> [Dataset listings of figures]
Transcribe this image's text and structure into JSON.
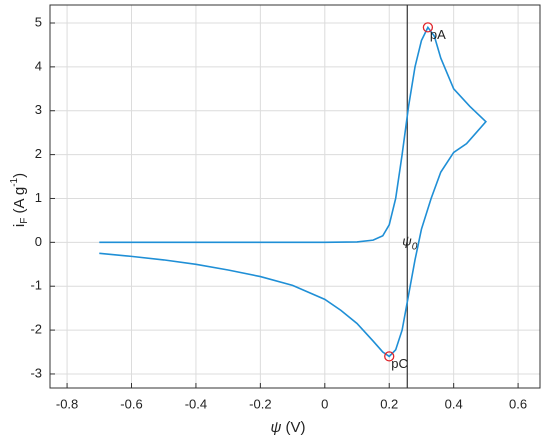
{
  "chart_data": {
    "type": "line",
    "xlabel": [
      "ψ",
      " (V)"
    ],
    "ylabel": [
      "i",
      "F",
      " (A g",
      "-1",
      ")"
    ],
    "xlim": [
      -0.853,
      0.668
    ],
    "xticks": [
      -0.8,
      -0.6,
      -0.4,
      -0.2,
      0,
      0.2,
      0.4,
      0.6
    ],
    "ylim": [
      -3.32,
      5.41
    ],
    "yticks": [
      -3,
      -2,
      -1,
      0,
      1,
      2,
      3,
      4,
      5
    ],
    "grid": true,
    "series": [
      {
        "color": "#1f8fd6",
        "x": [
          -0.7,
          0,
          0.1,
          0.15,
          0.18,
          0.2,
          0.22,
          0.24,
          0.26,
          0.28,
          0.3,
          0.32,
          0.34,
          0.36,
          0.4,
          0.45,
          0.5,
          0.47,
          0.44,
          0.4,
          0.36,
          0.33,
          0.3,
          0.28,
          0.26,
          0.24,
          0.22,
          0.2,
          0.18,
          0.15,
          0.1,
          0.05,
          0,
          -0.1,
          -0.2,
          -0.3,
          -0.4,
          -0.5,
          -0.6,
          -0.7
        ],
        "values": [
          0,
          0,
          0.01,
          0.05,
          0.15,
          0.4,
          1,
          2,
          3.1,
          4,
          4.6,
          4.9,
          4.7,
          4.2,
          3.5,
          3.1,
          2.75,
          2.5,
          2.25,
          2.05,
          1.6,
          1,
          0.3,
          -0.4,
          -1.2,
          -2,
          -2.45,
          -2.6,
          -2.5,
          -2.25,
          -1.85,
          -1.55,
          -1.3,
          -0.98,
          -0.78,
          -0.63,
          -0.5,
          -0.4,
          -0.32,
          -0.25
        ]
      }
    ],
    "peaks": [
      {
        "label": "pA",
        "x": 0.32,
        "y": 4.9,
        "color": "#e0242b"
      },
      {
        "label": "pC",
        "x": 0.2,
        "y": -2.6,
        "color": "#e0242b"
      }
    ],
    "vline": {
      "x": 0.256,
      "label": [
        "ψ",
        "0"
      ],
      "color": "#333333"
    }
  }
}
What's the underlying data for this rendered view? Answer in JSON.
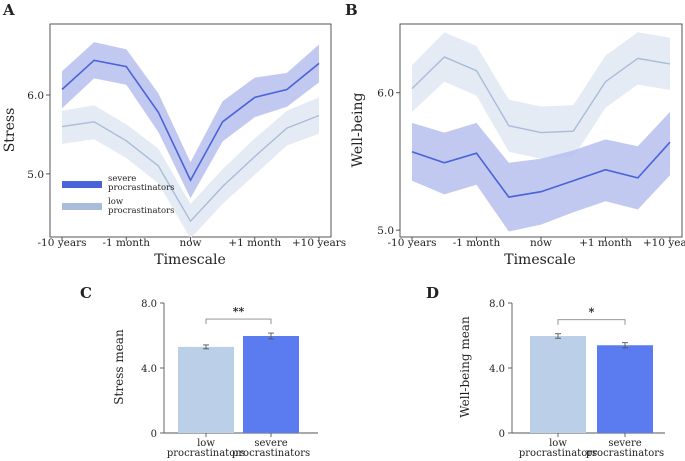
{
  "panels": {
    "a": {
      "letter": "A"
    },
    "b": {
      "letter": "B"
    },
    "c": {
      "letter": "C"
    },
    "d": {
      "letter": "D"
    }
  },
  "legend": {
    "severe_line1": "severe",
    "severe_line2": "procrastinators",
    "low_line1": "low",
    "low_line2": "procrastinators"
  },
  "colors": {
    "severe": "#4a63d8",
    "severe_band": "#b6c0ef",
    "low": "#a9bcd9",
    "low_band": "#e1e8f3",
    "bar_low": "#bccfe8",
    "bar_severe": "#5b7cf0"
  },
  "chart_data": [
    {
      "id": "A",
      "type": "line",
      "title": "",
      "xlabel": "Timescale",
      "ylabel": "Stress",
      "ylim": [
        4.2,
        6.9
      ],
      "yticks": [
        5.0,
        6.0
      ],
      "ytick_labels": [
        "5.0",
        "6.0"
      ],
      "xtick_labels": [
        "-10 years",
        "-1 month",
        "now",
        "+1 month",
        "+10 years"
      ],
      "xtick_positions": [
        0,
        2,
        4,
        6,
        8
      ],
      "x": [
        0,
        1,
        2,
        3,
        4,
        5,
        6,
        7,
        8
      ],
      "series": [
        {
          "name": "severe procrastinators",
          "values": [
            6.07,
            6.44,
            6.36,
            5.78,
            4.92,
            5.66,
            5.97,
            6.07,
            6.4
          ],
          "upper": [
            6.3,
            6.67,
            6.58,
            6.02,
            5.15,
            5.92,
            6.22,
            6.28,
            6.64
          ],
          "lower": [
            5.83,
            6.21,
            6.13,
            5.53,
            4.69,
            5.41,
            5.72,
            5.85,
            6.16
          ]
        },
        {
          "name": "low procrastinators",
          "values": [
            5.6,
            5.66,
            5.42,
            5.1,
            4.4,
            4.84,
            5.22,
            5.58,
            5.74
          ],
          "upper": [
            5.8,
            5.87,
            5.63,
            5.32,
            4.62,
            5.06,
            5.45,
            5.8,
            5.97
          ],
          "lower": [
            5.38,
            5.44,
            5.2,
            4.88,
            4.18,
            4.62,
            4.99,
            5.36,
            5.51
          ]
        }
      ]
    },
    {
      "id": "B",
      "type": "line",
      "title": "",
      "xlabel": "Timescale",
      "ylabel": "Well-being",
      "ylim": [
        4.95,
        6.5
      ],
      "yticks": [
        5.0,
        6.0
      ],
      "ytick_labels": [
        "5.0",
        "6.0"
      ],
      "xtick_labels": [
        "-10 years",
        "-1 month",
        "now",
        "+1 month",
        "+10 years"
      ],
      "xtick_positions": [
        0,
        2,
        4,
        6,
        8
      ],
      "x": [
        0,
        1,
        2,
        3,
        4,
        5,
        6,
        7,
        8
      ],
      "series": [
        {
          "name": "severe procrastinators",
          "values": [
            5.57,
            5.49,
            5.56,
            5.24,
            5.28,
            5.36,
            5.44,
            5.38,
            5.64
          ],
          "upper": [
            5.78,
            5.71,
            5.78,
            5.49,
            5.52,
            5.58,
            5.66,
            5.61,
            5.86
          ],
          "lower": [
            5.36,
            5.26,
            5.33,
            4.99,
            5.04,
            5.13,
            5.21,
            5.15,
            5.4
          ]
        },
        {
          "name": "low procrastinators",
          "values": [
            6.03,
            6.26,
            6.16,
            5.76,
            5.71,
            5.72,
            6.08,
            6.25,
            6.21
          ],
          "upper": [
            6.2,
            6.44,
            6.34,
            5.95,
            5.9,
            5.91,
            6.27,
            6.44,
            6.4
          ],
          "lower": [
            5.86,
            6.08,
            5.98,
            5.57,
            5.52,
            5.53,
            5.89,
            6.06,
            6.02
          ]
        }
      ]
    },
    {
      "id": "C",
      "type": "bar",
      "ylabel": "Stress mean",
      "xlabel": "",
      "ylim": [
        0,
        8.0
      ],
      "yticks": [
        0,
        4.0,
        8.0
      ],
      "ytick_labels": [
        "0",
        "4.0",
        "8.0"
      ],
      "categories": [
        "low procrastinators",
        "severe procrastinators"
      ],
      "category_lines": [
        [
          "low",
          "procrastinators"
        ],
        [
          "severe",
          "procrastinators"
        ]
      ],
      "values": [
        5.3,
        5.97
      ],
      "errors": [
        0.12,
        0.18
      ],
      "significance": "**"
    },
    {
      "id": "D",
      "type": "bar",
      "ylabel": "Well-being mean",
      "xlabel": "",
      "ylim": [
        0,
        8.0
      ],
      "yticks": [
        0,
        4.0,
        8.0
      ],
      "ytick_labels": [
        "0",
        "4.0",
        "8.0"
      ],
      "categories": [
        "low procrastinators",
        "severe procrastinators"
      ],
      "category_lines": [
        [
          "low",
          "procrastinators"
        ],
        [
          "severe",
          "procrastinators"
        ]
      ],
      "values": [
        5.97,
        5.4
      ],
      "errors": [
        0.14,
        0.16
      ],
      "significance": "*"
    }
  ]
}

> [TASK DESCRIPTION] Count every line in the data where the string "ylabel" occurs. Give nothing except the number.

> [EXERCISE RESPONSE] 5